Exercise instructions ▸
Scan the lines below; pull out those with "true".

Given data ▸
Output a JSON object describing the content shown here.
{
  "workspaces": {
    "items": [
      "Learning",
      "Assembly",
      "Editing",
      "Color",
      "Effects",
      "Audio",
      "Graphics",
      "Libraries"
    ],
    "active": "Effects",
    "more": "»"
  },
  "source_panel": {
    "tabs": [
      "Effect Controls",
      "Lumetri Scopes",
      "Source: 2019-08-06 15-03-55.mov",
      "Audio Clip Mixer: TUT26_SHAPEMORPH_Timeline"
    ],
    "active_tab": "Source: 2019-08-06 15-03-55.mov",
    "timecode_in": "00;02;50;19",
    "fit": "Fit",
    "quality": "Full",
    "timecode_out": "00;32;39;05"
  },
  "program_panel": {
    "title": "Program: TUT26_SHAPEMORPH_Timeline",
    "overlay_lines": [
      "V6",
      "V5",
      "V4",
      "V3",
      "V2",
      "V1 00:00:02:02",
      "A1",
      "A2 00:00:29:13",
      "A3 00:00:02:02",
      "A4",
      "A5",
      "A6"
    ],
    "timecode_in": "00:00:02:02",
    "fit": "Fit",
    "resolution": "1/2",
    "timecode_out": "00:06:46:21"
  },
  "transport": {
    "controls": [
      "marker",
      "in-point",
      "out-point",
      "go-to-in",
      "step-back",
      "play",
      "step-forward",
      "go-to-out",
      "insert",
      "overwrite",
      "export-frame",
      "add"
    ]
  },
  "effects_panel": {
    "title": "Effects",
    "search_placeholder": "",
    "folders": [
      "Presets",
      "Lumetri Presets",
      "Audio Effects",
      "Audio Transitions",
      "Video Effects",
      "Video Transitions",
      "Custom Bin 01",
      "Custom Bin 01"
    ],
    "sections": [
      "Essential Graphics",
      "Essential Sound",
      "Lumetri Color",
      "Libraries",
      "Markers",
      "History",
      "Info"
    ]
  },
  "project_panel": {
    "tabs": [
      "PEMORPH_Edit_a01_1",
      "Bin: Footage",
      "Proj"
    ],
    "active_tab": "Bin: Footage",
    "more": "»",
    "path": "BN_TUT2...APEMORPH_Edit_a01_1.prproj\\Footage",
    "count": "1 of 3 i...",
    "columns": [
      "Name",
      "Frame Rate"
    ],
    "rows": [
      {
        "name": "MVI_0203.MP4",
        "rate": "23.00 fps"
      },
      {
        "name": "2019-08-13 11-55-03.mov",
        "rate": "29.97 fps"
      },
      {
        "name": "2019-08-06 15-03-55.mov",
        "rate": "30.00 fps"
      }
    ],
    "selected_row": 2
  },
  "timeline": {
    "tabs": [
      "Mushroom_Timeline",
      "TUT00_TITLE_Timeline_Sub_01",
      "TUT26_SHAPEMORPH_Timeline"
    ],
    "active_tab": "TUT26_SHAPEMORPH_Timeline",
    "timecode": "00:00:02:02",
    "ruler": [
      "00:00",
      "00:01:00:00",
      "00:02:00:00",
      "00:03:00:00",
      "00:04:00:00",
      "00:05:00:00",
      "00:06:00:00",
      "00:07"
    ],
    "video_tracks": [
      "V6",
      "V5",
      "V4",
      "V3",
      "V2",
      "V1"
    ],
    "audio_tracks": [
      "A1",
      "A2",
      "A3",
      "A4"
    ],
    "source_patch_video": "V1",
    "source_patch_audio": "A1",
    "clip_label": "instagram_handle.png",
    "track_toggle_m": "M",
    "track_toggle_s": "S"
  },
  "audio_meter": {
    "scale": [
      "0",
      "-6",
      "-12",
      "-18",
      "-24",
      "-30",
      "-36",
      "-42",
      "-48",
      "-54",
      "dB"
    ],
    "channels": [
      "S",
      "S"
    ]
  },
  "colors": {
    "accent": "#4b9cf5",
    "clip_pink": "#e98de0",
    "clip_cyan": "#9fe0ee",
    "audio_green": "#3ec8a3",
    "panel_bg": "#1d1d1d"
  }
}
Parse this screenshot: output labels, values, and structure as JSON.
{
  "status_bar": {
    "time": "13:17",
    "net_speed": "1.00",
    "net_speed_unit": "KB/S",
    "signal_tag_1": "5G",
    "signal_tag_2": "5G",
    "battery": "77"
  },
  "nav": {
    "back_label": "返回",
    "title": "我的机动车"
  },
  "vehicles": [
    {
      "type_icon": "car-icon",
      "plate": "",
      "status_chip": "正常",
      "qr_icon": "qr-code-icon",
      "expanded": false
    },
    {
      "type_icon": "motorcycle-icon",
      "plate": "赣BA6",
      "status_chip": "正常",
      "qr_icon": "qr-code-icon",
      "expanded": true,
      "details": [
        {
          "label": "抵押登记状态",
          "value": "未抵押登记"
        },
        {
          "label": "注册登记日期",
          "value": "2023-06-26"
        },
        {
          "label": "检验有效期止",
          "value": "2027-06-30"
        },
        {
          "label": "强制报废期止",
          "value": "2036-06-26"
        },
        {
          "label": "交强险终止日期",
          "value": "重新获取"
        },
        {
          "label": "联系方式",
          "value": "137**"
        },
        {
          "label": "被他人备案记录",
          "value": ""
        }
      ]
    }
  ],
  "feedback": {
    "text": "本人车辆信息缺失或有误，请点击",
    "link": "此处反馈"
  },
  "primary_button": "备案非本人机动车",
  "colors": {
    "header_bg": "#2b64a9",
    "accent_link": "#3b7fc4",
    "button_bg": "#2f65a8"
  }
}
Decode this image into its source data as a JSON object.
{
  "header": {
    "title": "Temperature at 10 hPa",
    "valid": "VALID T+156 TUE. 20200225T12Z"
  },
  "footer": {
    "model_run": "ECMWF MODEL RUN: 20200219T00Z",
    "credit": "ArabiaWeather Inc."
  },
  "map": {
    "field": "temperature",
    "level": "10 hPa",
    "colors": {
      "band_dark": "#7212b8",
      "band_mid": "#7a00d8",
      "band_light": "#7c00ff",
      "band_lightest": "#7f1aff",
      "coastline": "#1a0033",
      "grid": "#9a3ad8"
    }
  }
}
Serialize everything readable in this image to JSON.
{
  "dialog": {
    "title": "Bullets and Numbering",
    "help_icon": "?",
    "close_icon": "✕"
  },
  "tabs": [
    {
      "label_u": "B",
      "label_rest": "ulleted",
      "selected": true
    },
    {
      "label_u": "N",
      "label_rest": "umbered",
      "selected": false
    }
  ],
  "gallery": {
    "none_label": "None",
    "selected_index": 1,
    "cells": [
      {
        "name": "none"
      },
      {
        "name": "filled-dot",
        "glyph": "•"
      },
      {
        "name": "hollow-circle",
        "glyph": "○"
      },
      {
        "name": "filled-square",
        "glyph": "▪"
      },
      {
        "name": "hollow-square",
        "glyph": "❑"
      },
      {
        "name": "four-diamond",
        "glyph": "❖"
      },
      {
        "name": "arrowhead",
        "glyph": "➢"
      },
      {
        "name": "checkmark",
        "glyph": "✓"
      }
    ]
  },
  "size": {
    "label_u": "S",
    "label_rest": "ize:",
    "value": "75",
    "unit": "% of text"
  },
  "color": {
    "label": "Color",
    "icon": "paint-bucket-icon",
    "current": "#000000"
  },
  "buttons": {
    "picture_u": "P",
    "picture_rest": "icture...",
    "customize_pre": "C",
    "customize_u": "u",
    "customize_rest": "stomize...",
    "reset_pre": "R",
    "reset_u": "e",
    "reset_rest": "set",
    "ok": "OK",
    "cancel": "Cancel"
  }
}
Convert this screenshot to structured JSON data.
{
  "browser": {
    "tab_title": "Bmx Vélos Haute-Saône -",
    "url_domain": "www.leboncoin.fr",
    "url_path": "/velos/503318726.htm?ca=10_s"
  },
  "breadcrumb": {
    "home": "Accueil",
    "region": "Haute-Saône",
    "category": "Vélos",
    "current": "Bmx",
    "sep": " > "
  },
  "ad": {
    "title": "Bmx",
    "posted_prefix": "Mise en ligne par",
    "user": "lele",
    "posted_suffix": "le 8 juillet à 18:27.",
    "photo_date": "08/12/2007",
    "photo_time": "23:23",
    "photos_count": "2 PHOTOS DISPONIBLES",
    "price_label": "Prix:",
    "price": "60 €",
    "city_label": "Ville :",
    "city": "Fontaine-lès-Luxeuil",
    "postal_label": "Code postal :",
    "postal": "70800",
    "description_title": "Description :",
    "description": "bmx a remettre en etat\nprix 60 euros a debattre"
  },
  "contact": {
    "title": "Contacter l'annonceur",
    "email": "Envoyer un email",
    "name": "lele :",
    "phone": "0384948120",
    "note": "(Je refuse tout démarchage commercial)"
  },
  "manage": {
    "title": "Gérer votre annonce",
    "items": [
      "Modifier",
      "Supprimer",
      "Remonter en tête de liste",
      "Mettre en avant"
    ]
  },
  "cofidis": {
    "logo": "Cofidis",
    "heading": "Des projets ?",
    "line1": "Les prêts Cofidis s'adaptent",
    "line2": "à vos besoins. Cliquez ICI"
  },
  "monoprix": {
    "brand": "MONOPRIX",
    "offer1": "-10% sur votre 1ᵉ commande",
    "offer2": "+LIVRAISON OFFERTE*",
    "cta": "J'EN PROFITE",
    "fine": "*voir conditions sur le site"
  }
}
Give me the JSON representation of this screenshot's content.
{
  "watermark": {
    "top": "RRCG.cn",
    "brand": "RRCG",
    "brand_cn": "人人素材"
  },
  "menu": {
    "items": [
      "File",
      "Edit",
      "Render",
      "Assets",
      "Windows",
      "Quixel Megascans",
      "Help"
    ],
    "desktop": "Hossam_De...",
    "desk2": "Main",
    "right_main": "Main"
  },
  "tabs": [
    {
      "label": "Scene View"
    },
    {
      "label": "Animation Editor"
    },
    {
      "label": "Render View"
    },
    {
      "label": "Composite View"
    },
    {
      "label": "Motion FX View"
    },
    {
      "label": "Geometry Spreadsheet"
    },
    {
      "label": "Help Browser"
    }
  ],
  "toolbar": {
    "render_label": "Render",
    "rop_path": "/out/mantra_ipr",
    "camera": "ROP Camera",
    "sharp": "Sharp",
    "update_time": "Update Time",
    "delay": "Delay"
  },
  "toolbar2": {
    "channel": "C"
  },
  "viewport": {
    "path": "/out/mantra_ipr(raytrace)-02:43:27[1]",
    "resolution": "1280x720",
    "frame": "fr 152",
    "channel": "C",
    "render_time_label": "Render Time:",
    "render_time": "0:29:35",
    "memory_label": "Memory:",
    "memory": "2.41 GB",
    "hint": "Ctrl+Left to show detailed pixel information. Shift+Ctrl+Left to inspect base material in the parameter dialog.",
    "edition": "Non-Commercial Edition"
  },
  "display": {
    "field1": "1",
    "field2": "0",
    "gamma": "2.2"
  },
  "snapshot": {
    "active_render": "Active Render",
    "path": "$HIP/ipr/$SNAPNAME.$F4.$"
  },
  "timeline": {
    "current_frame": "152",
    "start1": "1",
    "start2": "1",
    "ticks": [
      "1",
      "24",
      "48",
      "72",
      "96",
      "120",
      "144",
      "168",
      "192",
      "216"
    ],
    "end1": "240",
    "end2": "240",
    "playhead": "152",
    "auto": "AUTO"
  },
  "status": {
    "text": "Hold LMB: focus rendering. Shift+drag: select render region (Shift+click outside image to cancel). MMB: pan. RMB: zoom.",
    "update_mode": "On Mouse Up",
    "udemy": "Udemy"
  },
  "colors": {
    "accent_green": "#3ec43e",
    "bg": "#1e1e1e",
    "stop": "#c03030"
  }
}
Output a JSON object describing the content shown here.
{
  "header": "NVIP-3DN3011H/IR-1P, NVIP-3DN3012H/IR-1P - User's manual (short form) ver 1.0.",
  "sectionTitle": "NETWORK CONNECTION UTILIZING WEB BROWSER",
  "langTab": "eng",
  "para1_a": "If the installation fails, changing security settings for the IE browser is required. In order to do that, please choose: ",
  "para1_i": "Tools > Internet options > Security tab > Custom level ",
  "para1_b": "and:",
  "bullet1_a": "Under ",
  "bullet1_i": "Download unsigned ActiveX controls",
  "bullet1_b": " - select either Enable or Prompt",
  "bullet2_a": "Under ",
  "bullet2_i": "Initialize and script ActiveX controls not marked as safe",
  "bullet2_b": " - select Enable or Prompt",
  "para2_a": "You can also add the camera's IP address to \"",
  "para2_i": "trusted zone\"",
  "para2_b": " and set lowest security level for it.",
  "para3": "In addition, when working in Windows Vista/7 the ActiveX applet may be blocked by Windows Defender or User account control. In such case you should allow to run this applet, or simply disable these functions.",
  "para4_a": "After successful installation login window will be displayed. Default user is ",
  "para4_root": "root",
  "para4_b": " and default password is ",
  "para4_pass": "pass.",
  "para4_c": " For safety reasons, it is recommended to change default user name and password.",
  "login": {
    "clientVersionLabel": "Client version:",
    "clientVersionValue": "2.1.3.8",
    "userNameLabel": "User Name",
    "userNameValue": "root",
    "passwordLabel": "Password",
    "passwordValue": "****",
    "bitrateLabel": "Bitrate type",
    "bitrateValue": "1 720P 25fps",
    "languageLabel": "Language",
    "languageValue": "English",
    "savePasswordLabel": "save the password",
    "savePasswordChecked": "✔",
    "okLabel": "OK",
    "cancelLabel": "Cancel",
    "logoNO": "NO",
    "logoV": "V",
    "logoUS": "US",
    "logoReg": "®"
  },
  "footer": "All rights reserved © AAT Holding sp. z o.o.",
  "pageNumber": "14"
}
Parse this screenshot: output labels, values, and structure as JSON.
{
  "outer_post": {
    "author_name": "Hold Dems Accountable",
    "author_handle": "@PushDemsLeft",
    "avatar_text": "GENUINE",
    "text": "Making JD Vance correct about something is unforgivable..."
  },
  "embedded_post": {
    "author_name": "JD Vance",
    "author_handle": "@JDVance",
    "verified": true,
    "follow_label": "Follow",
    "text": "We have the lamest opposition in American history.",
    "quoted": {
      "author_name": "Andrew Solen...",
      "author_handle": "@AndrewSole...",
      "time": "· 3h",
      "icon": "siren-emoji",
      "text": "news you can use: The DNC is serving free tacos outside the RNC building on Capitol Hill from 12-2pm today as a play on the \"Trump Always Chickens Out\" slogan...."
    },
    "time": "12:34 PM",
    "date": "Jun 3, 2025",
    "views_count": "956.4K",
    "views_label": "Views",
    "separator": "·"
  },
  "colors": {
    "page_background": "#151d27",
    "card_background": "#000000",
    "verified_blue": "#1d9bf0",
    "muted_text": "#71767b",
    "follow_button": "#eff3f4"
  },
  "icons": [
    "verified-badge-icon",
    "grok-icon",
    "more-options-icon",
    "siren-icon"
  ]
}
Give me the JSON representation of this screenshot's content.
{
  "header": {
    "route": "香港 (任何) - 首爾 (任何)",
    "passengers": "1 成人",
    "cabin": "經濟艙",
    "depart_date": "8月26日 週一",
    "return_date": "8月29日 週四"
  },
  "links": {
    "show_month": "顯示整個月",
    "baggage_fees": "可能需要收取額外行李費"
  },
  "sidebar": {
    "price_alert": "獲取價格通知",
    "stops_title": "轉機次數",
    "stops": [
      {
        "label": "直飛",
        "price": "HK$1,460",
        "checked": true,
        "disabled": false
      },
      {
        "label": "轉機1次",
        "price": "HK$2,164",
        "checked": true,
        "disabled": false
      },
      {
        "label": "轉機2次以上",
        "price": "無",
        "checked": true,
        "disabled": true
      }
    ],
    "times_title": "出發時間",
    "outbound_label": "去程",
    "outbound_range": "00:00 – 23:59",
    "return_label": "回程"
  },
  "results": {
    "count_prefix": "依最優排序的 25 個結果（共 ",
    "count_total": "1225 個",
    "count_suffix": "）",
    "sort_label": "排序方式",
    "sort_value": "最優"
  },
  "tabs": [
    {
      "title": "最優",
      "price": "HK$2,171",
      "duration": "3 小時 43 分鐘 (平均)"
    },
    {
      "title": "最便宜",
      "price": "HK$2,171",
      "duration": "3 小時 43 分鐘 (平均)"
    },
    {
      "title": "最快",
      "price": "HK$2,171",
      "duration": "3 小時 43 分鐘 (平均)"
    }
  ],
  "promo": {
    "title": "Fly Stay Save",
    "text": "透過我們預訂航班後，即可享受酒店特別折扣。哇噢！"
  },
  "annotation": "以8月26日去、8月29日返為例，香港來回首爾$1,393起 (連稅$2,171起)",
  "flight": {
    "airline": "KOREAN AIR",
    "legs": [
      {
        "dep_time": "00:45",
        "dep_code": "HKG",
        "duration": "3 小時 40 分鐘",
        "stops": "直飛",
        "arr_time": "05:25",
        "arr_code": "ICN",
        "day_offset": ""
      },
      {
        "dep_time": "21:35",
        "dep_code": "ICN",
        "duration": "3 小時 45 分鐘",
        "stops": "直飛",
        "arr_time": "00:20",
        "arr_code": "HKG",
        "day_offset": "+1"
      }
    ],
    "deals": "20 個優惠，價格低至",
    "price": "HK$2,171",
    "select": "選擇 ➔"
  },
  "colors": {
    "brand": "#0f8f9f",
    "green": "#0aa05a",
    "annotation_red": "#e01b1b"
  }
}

Written solution ▸
      "expanded": true,
      "selected": true
    "verified": true,
        "checked": true,
        "checked": true,
        "checked": true,
        "disabled": true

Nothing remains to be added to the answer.